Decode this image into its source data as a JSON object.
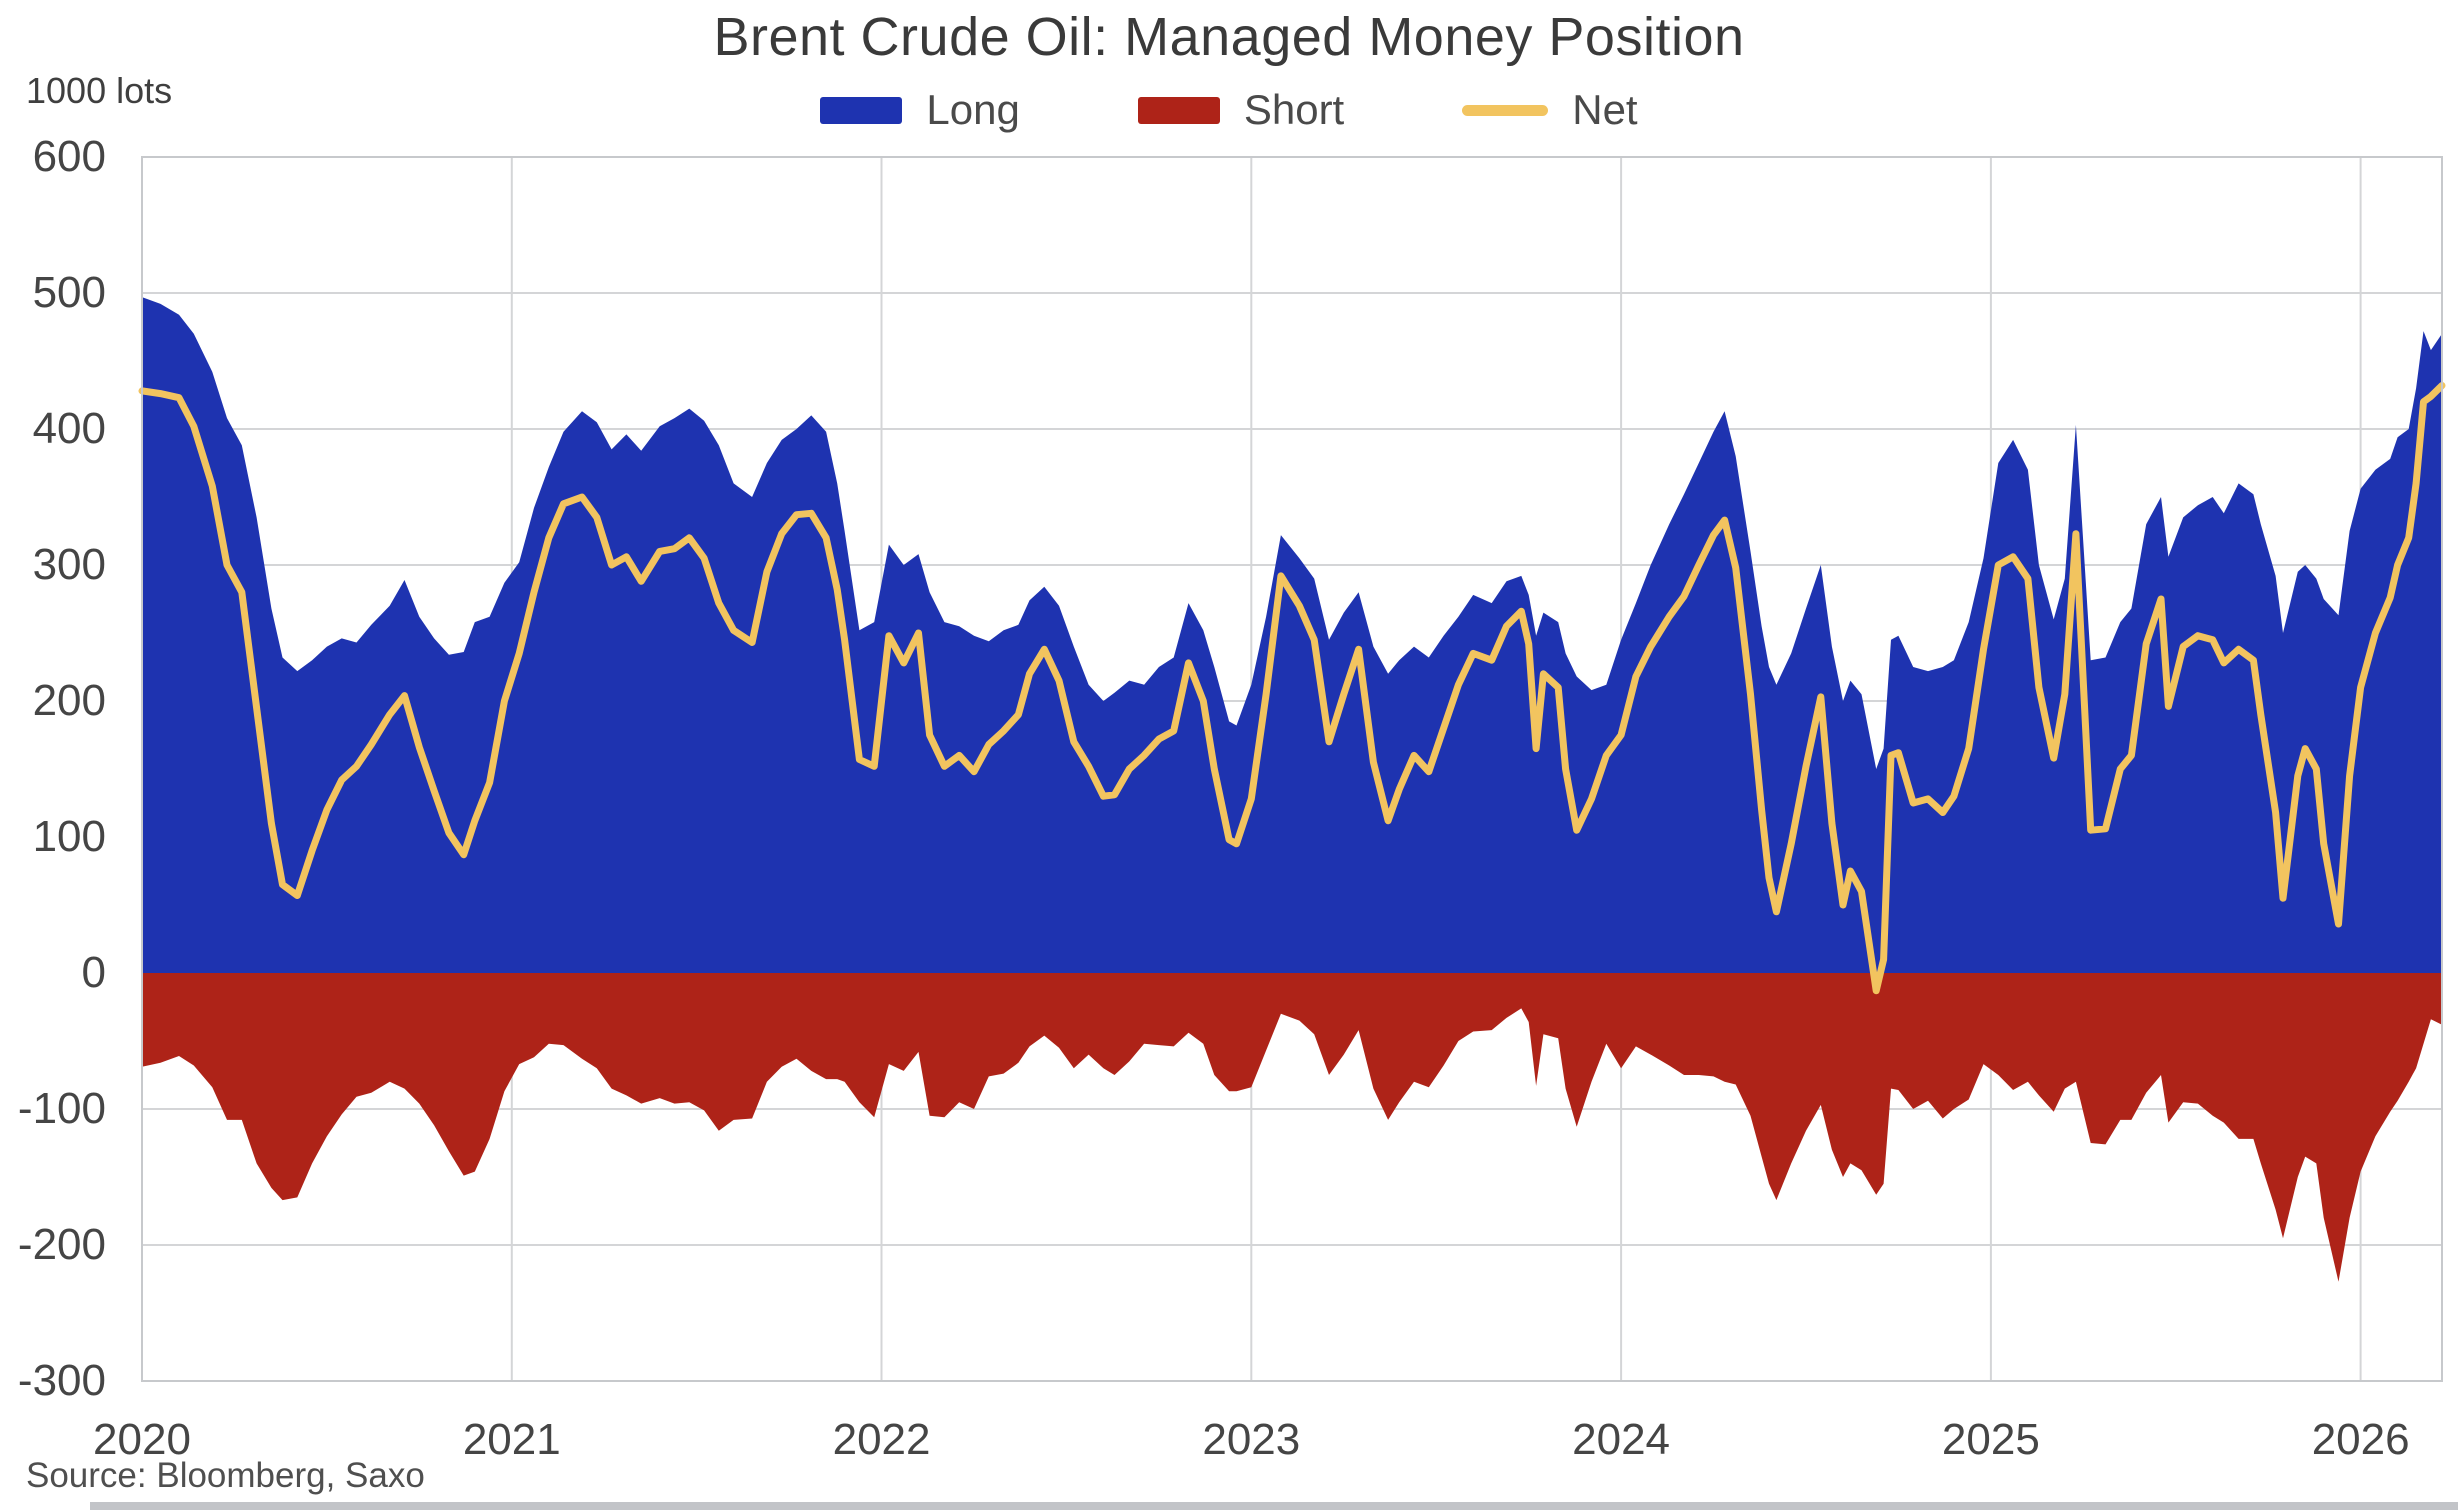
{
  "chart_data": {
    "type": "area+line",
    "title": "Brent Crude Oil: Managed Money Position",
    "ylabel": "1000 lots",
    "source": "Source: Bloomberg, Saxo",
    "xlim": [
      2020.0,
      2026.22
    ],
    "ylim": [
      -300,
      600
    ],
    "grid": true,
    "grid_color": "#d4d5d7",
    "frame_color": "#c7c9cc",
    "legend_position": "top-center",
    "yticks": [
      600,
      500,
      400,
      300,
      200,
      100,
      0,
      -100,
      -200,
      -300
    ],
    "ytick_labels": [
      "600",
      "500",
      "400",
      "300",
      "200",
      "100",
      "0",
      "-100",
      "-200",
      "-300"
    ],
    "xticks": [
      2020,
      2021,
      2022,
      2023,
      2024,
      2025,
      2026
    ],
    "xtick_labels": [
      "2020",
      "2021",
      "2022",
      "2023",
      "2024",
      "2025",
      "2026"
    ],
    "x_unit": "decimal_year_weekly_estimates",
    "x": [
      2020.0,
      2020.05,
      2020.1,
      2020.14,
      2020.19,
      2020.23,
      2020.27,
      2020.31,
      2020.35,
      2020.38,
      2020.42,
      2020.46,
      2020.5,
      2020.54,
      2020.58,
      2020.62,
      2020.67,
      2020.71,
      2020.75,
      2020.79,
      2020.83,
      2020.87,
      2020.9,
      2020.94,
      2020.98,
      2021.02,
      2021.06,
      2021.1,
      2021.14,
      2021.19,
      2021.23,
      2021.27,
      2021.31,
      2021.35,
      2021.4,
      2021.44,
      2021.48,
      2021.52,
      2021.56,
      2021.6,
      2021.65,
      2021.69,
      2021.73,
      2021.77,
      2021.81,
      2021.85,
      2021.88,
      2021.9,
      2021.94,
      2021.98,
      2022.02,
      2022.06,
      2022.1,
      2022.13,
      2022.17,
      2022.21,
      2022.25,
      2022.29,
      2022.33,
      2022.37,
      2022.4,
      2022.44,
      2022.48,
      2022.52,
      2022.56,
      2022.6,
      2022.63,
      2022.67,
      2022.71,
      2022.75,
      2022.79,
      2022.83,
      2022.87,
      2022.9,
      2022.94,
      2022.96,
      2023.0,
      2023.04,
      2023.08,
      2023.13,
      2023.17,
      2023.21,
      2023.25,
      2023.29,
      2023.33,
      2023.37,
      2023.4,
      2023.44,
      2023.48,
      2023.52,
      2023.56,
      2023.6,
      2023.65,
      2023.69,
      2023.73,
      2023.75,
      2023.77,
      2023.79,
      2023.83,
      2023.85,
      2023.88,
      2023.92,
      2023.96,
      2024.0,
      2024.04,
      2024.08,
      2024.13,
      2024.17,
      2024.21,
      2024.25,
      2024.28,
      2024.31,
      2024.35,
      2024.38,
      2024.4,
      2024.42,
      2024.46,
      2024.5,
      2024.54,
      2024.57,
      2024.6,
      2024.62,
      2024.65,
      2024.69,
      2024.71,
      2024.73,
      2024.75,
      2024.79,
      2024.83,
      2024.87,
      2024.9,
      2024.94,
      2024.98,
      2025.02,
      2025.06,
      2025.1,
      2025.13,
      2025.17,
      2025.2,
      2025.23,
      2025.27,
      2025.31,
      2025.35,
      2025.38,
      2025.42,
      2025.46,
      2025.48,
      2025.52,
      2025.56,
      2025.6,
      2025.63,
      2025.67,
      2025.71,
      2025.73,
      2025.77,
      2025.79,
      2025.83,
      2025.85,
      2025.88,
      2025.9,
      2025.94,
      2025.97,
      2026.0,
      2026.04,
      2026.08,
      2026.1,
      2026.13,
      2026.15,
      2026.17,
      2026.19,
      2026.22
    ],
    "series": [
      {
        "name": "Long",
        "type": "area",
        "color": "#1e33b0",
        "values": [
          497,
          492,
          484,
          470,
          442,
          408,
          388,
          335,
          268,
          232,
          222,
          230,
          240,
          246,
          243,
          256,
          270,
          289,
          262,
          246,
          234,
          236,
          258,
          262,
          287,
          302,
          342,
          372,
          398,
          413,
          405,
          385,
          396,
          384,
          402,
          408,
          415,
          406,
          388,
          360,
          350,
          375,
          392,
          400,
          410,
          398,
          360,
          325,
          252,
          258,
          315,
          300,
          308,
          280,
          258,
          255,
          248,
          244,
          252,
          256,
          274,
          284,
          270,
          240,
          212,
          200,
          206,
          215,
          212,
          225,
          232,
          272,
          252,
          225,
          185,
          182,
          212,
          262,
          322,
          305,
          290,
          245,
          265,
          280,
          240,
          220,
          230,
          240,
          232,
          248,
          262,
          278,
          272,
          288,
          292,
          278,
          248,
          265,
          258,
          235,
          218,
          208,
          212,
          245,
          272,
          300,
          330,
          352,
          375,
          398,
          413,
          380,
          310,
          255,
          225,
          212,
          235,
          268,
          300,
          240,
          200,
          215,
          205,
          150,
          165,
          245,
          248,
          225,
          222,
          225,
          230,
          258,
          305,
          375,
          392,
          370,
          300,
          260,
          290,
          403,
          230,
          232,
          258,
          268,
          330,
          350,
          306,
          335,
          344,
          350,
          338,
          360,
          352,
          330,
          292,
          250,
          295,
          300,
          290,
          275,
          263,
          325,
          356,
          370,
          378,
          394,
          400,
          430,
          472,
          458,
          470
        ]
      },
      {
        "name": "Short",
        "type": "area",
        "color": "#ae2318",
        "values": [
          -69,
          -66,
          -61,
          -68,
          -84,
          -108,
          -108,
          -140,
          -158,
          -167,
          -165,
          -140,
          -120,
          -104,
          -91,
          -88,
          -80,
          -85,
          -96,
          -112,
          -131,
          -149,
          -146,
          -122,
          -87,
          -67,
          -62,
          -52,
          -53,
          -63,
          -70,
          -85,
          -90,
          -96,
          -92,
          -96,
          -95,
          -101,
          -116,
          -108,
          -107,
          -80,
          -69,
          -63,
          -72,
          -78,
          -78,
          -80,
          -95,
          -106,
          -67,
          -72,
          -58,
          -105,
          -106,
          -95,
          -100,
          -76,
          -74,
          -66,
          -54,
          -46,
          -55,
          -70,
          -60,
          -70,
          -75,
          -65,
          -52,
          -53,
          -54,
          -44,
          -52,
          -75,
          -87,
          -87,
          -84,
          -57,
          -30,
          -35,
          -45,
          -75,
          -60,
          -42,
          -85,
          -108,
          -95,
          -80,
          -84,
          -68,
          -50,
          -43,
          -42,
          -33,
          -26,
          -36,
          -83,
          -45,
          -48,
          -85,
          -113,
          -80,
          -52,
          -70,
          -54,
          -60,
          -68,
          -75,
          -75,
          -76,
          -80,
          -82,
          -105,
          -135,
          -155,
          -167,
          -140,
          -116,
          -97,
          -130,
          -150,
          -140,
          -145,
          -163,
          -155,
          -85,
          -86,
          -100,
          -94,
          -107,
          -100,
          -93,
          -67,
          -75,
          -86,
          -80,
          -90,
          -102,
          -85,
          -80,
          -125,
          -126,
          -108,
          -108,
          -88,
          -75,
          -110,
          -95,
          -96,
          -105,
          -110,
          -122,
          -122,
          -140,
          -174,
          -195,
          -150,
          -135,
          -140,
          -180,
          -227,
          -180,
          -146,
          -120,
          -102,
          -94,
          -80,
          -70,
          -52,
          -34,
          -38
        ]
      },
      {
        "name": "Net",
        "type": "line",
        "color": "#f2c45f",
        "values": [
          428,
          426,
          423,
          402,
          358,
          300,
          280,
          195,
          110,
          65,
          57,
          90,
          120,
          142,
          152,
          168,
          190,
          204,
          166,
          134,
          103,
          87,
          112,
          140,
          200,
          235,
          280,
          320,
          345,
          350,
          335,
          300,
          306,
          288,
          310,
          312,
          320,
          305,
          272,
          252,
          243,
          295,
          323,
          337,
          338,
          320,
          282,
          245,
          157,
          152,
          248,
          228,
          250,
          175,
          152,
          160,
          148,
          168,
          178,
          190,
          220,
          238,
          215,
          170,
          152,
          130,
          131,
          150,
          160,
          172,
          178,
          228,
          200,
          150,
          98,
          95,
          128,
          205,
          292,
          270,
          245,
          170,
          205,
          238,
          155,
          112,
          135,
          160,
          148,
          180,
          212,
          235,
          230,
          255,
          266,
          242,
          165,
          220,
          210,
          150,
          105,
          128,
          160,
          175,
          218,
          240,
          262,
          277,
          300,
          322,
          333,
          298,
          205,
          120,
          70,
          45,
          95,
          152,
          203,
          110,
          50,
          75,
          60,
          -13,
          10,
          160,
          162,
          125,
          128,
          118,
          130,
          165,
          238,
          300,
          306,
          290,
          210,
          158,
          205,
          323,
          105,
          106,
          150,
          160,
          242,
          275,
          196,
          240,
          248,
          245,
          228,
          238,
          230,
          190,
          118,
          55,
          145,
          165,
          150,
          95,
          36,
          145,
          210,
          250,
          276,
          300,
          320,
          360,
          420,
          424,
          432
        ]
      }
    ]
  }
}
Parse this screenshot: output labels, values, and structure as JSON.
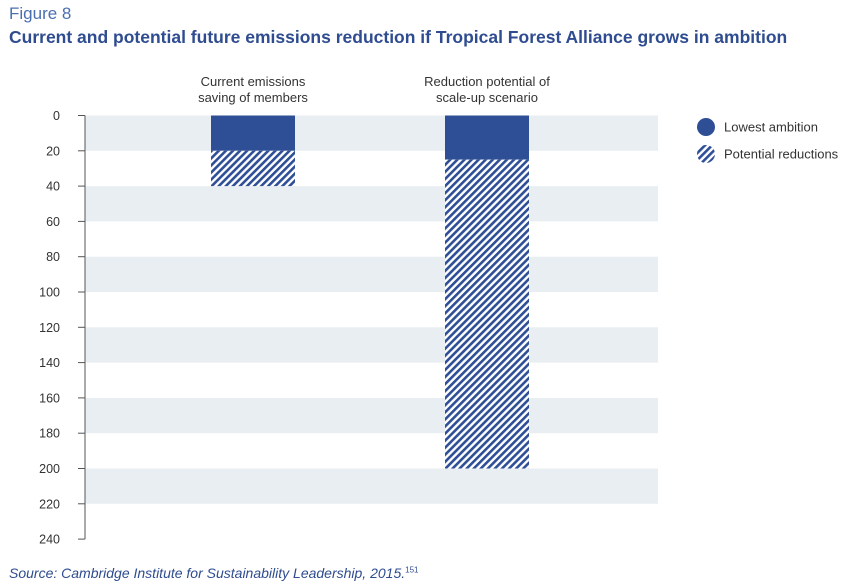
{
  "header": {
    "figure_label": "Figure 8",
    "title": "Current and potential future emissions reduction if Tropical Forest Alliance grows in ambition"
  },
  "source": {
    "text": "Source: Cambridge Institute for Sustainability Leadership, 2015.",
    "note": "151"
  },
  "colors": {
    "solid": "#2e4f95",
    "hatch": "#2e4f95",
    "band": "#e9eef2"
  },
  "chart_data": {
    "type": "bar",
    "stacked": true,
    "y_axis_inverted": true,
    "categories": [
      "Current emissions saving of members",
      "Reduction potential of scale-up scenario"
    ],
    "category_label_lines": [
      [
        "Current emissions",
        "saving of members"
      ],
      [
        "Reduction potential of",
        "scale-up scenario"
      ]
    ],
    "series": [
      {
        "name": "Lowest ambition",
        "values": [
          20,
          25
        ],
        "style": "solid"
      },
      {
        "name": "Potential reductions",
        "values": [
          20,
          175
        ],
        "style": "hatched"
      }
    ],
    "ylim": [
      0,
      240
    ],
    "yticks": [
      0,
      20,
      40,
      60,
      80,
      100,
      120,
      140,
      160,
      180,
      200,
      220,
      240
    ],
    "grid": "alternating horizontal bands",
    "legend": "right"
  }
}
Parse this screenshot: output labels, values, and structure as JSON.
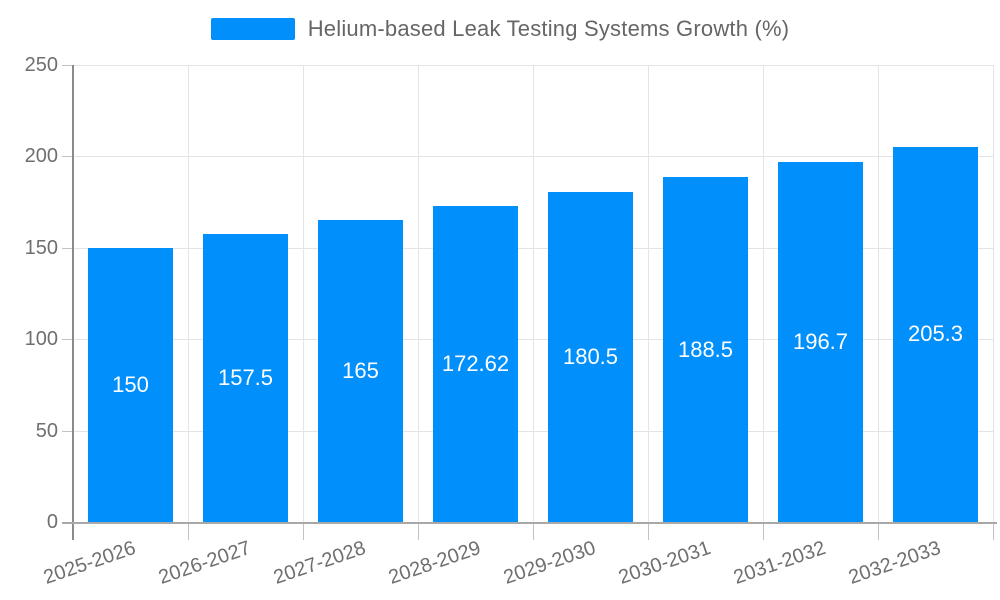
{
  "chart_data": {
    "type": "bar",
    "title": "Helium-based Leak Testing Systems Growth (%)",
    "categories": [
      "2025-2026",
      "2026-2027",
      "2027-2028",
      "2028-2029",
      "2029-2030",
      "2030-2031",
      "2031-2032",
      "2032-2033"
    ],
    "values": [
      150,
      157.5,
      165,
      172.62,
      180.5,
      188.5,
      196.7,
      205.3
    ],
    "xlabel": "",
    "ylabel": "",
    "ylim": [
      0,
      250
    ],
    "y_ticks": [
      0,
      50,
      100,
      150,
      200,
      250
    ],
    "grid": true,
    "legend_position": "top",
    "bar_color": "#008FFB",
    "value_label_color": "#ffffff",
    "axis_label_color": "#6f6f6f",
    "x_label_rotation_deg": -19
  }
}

Exercise instructions:
Lines holding the word "members" should be counted across the entries; state only how many there are.

Task result:
2